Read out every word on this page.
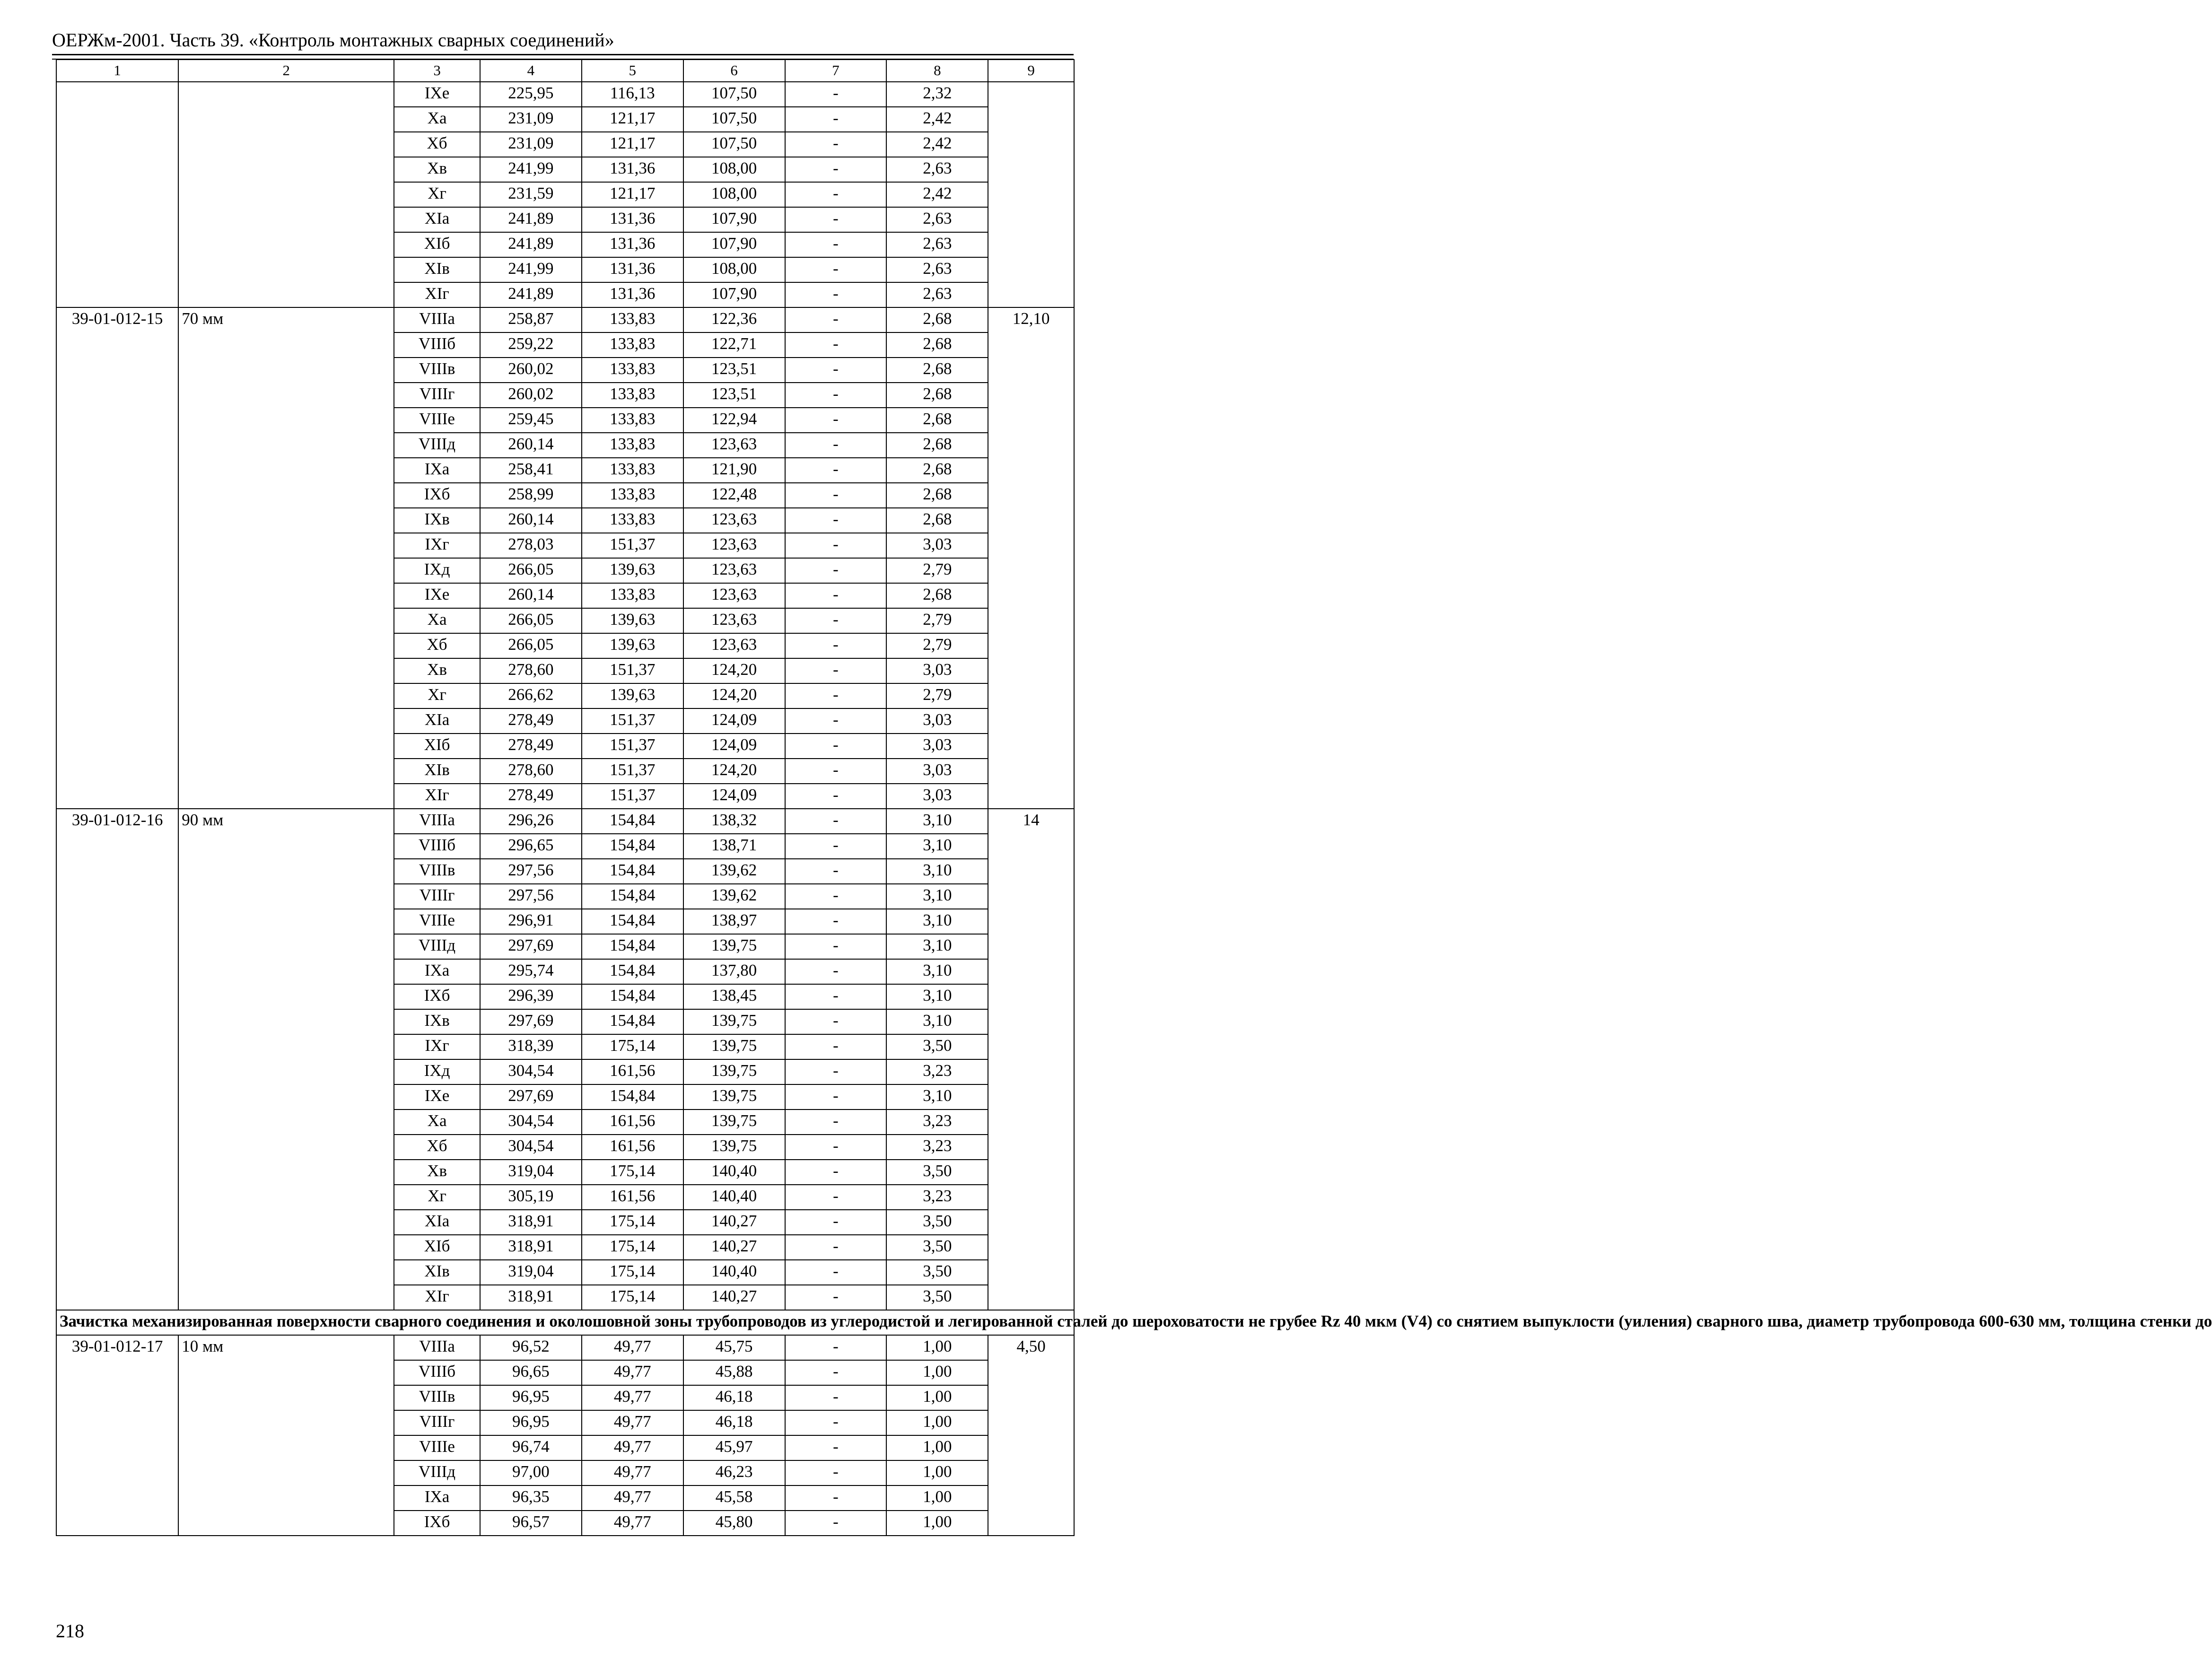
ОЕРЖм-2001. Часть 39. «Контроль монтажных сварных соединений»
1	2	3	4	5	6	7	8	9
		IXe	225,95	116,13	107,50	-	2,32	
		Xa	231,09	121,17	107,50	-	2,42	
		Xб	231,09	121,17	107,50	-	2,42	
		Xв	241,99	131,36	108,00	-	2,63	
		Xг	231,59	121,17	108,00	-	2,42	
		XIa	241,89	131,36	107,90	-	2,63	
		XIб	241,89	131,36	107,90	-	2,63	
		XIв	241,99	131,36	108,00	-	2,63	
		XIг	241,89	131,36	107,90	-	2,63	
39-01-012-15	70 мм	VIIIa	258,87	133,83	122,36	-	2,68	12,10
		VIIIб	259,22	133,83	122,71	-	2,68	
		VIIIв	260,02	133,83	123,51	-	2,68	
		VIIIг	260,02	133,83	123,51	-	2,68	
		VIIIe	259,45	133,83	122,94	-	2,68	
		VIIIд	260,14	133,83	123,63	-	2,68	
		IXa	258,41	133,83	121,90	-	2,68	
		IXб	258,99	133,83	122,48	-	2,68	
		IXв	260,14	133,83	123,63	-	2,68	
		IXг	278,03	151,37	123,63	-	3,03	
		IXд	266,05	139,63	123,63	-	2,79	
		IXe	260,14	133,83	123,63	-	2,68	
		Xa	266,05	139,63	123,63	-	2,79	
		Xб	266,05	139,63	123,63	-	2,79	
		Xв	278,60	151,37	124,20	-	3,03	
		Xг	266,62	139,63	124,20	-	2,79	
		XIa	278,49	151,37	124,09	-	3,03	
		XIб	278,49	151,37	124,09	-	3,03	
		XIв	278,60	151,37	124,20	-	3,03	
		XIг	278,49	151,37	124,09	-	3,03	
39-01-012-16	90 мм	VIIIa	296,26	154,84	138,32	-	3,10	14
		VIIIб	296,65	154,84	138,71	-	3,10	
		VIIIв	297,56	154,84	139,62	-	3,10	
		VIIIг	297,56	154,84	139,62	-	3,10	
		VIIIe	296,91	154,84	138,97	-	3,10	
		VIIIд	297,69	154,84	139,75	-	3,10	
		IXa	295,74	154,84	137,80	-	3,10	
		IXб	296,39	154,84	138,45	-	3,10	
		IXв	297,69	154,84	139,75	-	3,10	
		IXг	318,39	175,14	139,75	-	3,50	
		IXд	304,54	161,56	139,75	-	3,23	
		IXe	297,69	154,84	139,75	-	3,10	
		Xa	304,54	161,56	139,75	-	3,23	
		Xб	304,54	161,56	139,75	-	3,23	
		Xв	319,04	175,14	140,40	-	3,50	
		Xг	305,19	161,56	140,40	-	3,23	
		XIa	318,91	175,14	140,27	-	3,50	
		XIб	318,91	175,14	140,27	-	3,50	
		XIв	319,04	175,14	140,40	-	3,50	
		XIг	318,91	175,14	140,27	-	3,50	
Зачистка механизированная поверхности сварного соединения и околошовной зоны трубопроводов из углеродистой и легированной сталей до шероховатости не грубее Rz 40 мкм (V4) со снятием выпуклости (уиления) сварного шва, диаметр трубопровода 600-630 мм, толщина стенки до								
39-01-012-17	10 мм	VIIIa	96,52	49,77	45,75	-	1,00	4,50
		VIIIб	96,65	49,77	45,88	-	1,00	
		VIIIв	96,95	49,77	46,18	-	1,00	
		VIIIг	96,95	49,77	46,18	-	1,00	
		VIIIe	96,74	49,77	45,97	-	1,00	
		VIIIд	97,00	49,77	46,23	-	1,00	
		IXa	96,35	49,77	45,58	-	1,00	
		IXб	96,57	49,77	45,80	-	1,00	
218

***

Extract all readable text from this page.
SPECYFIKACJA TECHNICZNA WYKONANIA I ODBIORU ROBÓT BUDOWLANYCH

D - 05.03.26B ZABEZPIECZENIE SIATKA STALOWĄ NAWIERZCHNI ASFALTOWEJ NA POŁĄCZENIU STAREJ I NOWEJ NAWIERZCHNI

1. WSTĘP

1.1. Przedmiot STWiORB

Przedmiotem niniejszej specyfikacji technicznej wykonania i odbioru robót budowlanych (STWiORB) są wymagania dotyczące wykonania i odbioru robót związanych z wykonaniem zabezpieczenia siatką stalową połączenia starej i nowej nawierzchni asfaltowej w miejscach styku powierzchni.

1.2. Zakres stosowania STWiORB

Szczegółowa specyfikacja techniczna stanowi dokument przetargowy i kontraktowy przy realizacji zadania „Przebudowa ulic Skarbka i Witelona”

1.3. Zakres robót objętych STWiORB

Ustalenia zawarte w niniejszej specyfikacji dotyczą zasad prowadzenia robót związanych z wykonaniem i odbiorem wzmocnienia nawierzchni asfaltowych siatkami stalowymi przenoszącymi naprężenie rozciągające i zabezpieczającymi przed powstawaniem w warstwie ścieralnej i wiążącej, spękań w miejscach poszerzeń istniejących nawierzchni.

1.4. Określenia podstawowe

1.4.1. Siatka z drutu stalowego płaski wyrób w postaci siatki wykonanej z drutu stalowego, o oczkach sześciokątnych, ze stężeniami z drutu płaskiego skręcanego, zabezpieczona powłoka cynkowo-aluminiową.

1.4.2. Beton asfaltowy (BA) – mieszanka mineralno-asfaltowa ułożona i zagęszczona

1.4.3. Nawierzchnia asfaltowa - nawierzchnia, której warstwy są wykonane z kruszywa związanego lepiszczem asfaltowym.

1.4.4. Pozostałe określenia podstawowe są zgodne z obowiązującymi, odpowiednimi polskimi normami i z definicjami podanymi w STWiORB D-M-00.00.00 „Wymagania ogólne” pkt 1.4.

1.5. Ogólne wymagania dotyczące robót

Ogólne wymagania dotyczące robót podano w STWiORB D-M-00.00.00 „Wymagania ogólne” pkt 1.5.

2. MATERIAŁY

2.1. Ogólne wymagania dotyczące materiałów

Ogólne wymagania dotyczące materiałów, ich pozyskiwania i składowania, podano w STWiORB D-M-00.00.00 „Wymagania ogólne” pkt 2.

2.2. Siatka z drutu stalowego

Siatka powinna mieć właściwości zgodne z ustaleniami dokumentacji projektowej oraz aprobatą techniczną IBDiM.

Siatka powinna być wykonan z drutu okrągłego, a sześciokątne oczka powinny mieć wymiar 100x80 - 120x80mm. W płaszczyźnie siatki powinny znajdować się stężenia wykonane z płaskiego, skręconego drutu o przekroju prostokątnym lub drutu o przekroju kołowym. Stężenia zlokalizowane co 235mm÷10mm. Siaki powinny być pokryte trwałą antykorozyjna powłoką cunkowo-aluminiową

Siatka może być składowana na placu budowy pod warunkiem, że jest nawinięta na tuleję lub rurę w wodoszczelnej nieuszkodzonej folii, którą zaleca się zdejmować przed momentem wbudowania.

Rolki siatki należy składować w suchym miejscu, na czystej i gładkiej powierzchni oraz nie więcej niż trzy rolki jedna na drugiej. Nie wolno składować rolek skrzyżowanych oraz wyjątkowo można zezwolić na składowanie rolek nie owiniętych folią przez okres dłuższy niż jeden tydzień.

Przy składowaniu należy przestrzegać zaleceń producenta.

***

- **Work instructions**: Reproduce each line of the material containing the word "this".

- **Response**:
Read out every word on this page.
Extract all readable text from this page.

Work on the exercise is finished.